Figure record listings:
[Begin]

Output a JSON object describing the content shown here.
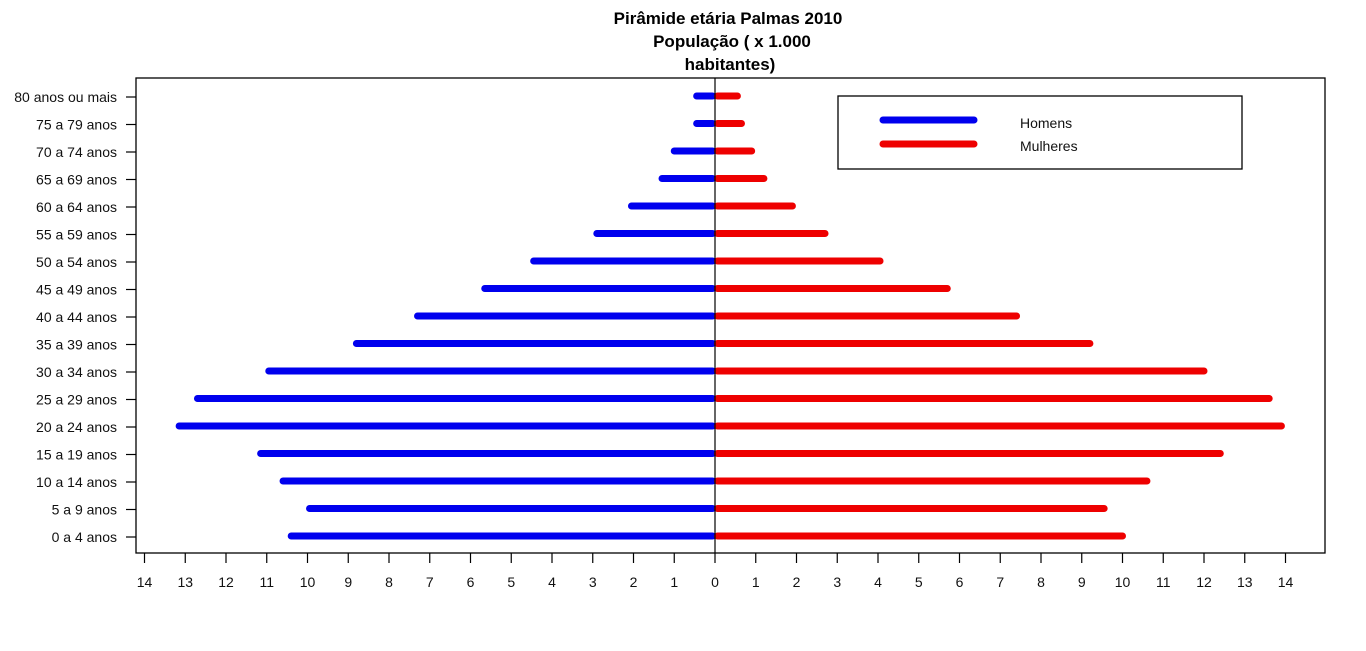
{
  "chart_data": {
    "type": "bar",
    "orientation": "horizontal",
    "layout": "population-pyramid",
    "title_lines": [
      "Pirâmide etária Palmas 2010",
      "População ( x 1.000",
      "habitantes)"
    ],
    "xlabel": "",
    "ylabel": "",
    "categories": [
      "0 a 4 anos",
      "5 a 9 anos",
      "10 a 14 anos",
      "15 a 19 anos",
      "20 a 24 anos",
      "25 a 29 anos",
      "30 a 34 anos",
      "35 a 39 anos",
      "40 a 44 anos",
      "45 a 49 anos",
      "50 a 54 anos",
      "55 a 59 anos",
      "60 a 64 anos",
      "65 a 69 anos",
      "70 a 74 anos",
      "75 a 79 anos",
      "80 anos ou mais"
    ],
    "series": [
      {
        "name": "Homens",
        "color": "#0000ee",
        "side": "left",
        "values": [
          10.4,
          9.95,
          10.6,
          11.15,
          13.15,
          12.7,
          10.95,
          8.8,
          7.3,
          5.65,
          4.45,
          2.9,
          2.05,
          1.3,
          1.0,
          0.45,
          0.45
        ]
      },
      {
        "name": "Mulheres",
        "color": "#ee0000",
        "side": "right",
        "values": [
          10.0,
          9.55,
          10.6,
          12.4,
          13.9,
          13.6,
          12.0,
          9.2,
          7.4,
          5.7,
          4.05,
          2.7,
          1.9,
          1.2,
          0.9,
          0.65,
          0.55
        ]
      }
    ],
    "x_ticks_left": [
      "14",
      "13",
      "12",
      "11",
      "10",
      "9",
      "8",
      "7",
      "6",
      "5",
      "4",
      "3",
      "2",
      "1",
      "0"
    ],
    "x_ticks_right": [
      "0",
      "1",
      "2",
      "3",
      "4",
      "5",
      "6",
      "7",
      "8",
      "9",
      "10",
      "11",
      "12",
      "13",
      "14"
    ],
    "xlim": [
      -14.2,
      14.9
    ],
    "grid": false,
    "legend": {
      "position": "top-right",
      "entries": [
        "Homens",
        "Mulheres"
      ]
    }
  }
}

[End]

What the task asks
Leave images out of the retyped records; keep all else exact.

Exercise answer
Output a JSON object describing the content shown here.
{
  "chart_data": {
    "type": "bar",
    "orientation": "horizontal",
    "layout": "population-pyramid",
    "title_lines": [
      "Pirâmide etária Palmas 2010",
      "População ( x 1.000",
      "habitantes)"
    ],
    "xlabel": "",
    "ylabel": "",
    "categories": [
      "0 a 4 anos",
      "5 a 9 anos",
      "10 a 14 anos",
      "15 a 19 anos",
      "20 a 24 anos",
      "25 a 29 anos",
      "30 a 34 anos",
      "35 a 39 anos",
      "40 a 44 anos",
      "45 a 49 anos",
      "50 a 54 anos",
      "55 a 59 anos",
      "60 a 64 anos",
      "65 a 69 anos",
      "70 a 74 anos",
      "75 a 79 anos",
      "80 anos ou mais"
    ],
    "series": [
      {
        "name": "Homens",
        "color": "#0000ee",
        "side": "left",
        "values": [
          10.4,
          9.95,
          10.6,
          11.15,
          13.15,
          12.7,
          10.95,
          8.8,
          7.3,
          5.65,
          4.45,
          2.9,
          2.05,
          1.3,
          1.0,
          0.45,
          0.45
        ]
      },
      {
        "name": "Mulheres",
        "color": "#ee0000",
        "side": "right",
        "values": [
          10.0,
          9.55,
          10.6,
          12.4,
          13.9,
          13.6,
          12.0,
          9.2,
          7.4,
          5.7,
          4.05,
          2.7,
          1.9,
          1.2,
          0.9,
          0.65,
          0.55
        ]
      }
    ],
    "x_ticks_left": [
      "14",
      "13",
      "12",
      "11",
      "10",
      "9",
      "8",
      "7",
      "6",
      "5",
      "4",
      "3",
      "2",
      "1",
      "0"
    ],
    "x_ticks_right": [
      "0",
      "1",
      "2",
      "3",
      "4",
      "5",
      "6",
      "7",
      "8",
      "9",
      "10",
      "11",
      "12",
      "13",
      "14"
    ],
    "xlim": [
      -14.2,
      14.9
    ],
    "grid": false,
    "legend": {
      "position": "top-right",
      "entries": [
        "Homens",
        "Mulheres"
      ]
    }
  }
}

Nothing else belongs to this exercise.